__Task details__
Format each line of the listing below as a string in a JSON array, one string per line, omitting blank lines.

__Supplied material__
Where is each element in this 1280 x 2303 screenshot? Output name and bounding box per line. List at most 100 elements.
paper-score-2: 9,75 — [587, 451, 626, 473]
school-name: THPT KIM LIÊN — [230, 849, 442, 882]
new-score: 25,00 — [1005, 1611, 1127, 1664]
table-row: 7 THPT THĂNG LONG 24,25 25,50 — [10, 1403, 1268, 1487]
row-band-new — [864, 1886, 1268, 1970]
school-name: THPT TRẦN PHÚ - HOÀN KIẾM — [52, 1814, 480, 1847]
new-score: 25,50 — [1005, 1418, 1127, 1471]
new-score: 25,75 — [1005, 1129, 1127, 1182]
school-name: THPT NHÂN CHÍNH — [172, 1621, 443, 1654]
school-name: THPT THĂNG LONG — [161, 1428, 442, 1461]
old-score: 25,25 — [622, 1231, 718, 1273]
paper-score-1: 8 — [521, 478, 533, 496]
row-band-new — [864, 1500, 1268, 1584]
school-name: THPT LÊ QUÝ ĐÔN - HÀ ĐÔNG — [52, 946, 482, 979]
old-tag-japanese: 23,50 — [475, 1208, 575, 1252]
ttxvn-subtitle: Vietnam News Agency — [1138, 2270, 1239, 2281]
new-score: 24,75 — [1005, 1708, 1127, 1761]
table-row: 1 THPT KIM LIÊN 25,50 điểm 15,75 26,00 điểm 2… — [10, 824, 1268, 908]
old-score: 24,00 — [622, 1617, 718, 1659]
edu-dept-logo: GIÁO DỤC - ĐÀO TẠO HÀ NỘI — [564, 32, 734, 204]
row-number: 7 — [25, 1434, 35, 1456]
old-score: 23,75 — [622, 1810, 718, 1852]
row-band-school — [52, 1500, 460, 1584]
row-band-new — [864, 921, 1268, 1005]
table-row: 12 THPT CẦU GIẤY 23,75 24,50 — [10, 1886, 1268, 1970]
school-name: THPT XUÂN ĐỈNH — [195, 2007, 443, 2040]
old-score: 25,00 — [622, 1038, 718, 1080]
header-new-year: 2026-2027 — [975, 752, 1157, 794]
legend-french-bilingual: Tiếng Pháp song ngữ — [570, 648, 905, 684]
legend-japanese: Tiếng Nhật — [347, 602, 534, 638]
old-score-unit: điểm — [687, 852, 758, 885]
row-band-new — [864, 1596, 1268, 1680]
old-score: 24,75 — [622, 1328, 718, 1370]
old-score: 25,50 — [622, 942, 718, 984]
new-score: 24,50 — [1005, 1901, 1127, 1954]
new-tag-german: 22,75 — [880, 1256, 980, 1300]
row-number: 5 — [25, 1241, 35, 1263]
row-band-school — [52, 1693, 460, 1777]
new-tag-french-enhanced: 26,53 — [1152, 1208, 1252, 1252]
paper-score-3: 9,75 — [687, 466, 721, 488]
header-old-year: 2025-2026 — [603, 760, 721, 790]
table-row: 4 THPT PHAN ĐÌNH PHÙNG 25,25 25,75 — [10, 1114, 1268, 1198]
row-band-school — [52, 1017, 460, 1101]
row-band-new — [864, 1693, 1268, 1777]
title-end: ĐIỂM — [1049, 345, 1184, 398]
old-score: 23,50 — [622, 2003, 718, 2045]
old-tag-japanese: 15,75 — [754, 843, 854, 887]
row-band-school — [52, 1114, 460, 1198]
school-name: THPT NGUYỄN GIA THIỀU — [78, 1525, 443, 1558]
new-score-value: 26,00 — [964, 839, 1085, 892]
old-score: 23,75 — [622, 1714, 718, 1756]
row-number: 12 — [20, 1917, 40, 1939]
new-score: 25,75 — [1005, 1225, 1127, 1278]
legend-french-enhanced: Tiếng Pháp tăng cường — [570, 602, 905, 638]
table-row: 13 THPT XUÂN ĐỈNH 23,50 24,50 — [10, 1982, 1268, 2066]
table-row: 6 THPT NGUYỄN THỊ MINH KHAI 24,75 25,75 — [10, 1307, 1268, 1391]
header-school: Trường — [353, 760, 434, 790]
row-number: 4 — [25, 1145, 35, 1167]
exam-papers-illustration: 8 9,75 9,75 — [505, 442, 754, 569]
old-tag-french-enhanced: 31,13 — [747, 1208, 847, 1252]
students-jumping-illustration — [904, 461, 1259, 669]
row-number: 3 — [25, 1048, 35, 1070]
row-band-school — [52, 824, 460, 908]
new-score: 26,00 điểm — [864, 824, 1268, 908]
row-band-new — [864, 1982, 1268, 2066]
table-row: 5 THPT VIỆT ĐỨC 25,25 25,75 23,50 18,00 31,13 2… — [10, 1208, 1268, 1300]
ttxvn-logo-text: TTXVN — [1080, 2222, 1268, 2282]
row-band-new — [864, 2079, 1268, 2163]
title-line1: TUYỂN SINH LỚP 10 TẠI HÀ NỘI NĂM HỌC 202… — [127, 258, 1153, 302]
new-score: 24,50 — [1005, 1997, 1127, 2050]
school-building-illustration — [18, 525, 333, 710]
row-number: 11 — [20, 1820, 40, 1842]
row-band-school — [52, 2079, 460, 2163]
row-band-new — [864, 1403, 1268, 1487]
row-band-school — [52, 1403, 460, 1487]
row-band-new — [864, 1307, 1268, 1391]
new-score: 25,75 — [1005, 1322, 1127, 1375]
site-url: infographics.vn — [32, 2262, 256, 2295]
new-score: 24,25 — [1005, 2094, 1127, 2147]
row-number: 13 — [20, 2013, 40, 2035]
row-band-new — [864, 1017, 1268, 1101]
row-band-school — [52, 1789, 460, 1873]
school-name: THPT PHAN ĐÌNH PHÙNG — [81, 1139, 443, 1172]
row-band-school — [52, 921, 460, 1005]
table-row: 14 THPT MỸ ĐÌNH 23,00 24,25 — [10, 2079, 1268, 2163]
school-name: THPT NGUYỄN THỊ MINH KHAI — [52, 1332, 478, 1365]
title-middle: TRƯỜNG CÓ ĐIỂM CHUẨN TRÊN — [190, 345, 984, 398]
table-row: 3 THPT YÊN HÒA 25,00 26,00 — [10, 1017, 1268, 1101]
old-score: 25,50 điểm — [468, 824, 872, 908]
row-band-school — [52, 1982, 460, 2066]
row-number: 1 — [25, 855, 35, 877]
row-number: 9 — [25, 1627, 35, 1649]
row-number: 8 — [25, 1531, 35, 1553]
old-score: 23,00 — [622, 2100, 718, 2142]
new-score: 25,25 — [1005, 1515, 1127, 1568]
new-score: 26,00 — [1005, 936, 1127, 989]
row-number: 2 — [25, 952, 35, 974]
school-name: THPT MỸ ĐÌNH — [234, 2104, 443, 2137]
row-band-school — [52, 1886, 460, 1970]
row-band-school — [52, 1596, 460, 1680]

__Solution to this exercise__
[
  "Where is each element in this 1280 x 2303 screenshot? Output name and bounding box per line. List at most 100 elements.",
  "paper-score-2: 9,75 — [587, 451, 626, 473]",
  "school-name: THPT KIM LIÊN — [230, 849, 442, 882]",
  "new-score: 25,00 — [1005, 1611, 1127, 1664]",
  "table-row: 7 THPT THĂNG LONG 24,25 25,50 — [10, 1403, 1268, 1487]",
  "row-band-new — [864, 1886, 1268, 1970]",
  "school-name: THPT TRẦN PHÚ - HOÀN KIẾM — [52, 1814, 480, 1847]",
  "new-score: 25,50 — [1005, 1418, 1127, 1471]",
  "new-score: 25,75 — [1005, 1129, 1127, 1182]",
  "school-name: THPT NHÂN CHÍNH — [172, 1621, 443, 1654]",
  "school-name: THPT THĂNG LONG — [161, 1428, 442, 1461]",
  "old-score: 25,25 — [622, 1231, 718, 1273]",
  "paper-score-1: 8 — [521, 478, 533, 496]",
  "row-band-new — [864, 1500, 1268, 1584]",
  "school-name: THPT LÊ QUÝ ĐÔN - HÀ ĐÔNG — [52, 946, 482, 979]",
  "old-tag-japanese: 23,50 — [475, 1208, 575, 1252]",
  "ttxvn-subtitle: Vietnam News Agency — [1138, 2270, 1239, 2281]",
  "new-score: 24,75 — [1005, 1708, 1127, 1761]",
  "table-row: 1 THPT KIM LIÊN 25,50 điểm 15,75 26,00 điểm 2… — [10, 824, 1268, 908]",
  "old-score: 24,00 — [622, 1617, 718, 1659]",
  "edu-dept-logo: GIÁO DỤC - ĐÀO TẠO HÀ NỘI — [564, 32, 734, 204]",
  "row-number: 7 — [25, 1434, 35, 1456]",
  "old-score: 23,75 — [622, 1810, 718, 1852]",
  "row-band-school — [52, 1500, 460, 1584]",
  "row-band-new — [864, 921, 1268, 1005]",
  "table-row: 12 THPT CẦU GIẤY 23,75 24,50 — [10, 1886, 1268, 1970]",
  "school-name: THPT XUÂN ĐỈNH — [195, 2007, 443, 2040]",
  "old-score: 25,00 — [622, 1038, 718, 1080]",
  "header-new-year: 2026-2027 — [975, 752, 1157, 794]",
  "legend-french-bilingual: Tiếng Pháp song ngữ — [570, 648, 905, 684]",
  "legend-japanese: Tiếng Nhật — [347, 602, 534, 638]",
  "old-score-unit: điểm — [687, 852, 758, 885]",
  "row-band-new — [864, 1596, 1268, 1680]",
  "old-score: 24,75 — [622, 1328, 718, 1370]",
  "old-score: 25,50 — [622, 942, 718, 984]",
  "new-score: 24,50 — [1005, 1901, 1127, 1954]",
  "new-tag-german: 22,75 — [880, 1256, 980, 1300]",
  "row-number: 5 — [25, 1241, 35, 1263]",
  "row-band-school — [52, 1693, 460, 1777]",
  "new-tag-french-enhanced: 26,53 — [1152, 1208, 1252, 1252]",
  "paper-score-3: 9,75 — [687, 466, 721, 488]",
  "header-old-year: 2025-2026 — [603, 760, 721, 790]",
  "table-row: 4 THPT PHAN ĐÌNH PHÙNG 25,25 25,75 — [10, 1114, 1268, 1198]",
  "row-band-school — [52, 1017, 460, 1101]",
  "row-band-new — [864, 1693, 1268, 1777]",
  "title-end: ĐIỂM — [1049, 345, 1184, 398]",
  "old-score: 23,50 — [622, 2003, 718, 2045]",
  "old-tag-japanese: 15,75 — [754, 843, 854, 887]",
  "row-band-school — [52, 1114, 460, 1198]",
  "school-name: THPT NGUYỄN GIA THIỀU — [78, 1525, 443, 1558]",
  "new-score-value: 26,00 — [964, 839, 1085, 892]",
  "old-score: 23,75 — [622, 1714, 718, 1756]",
  "row-number: 12 — [20, 1917, 40, 1939]",
  "new-score: 25,75 — [1005, 1225, 1127, 1278]",
  "legend-french-enhanced: Tiếng Pháp tăng cường — [570, 602, 905, 638]",
  "table-row: 13 THPT XUÂN ĐỈNH 23,50 24,50 — [10, 1982, 1268, 2066]",
  "table-row: 6 THPT NGUYỄN THỊ MINH KHAI 24,75 25,75 — [10, 1307, 1268, 1391]",
  "header-school: Trường — [353, 760, 434, 790]",
  "row-number: 4 — [25, 1145, 35, 1167]",
  "exam-papers-illustration: 8 9,75 9,75 — [505, 442, 754, 569]",
  "old-tag-french-enhanced: 31,13 — [747, 1208, 847, 1252]",
  "students-jumping-illustration — [904, 461, 1259, 669]",
  "row-number: 3 — [25, 1048, 35, 1070]",
  "row-band-school — [52, 824, 460, 908]",
  "new-score: 26,00 điểm — [864, 824, 1268, 908]",
  "row-band-new — [864, 1982, 1268, 2066]",
  "table-row: 5 THPT VIỆT ĐỨC 25,25 25,75 23,50 18,00 31,13 2… — [10, 1208, 1268, 1300]",
  "ttxvn-logo-text: TTXVN — [1080, 2222, 1268, 2282]",
  "row-band-new — [864, 2079, 1268, 2163]",
  "title-line1: TUYỂN SINH LỚP 10 TẠI HÀ NỘI NĂM HỌC 202… — [127, 258, 1153, 302]",
  "new-score: 24,50 — [1005, 1997, 1127, 2050]",
  "school-building-illustration — [18, 525, 333, 710]",
  "row-number: 11 — [20, 1820, 40, 1842]",
  "row-band-school — [52, 2079, 460, 2163]",
  "row-band-new — [864, 1403, 1268, 1487]",
  "row-band-school — [52, 1403, 460, 1487]",
  "row-band-new — [864, 1307, 1268, 1391]",
  "new-score: 25,75 — [1005, 1322, 1127, 1375]",
  "site-url: infographics.vn — [32, 2262, 256, 2295]",
  "new-score: 24,25 — [1005, 2094, 1127, 2147]",
  "row-number: 13 — [20, 2013, 40, 2035]",
  "row-band-new — [864, 1017, 1268, 1101]",
  "row-band-school — [52, 1789, 460, 1873]",
  "school-name: THPT PHAN ĐÌNH PHÙNG — [81, 1139, 443, 1172]",
  "row-band-school — [52, 921, 460, 1005]",
  "table-row: 14 THPT MỸ ĐÌNH 23,00 24,25 — [10, 2079, 1268, 2163]",
  "school-name: THPT NGUYỄN THỊ MINH KHAI — [52, 1332, 478, 1365]",
  "title-middle: TRƯỜNG CÓ ĐIỂM CHUẨN TRÊN — [190, 345, 984, 398]",
  "table-row: 3 THPT YÊN HÒA 25,00 26,00 — [10, 1017, 1268, 1101]",
  "old-score: 25,50 điểm — [468, 824, 872, 908]",
  "row-band-school — [52, 1982, 460, 2066]",
  "row-number: 1 — [25, 855, 35, 877]",
  "row-number: 9 — [25, 1627, 35, 1649]",
  "row-number: 8 — [25, 1531, 35, 1553]",
  "old-score: 23,00 — [622, 2100, 718, 2142]",
  "new-score: 25,25 — [1005, 1515, 1127, 1568]",
  "new-score: 26,00 — [1005, 936, 1127, 989]",
  "row-number: 2 — [25, 952, 35, 974]",
  "school-name: THPT MỸ ĐÌNH — [234, 2104, 443, 2137]",
  "row-band-school — [52, 1886, 460, 1970]",
  "row-band-school — [52, 1596, 460, 1680]"
]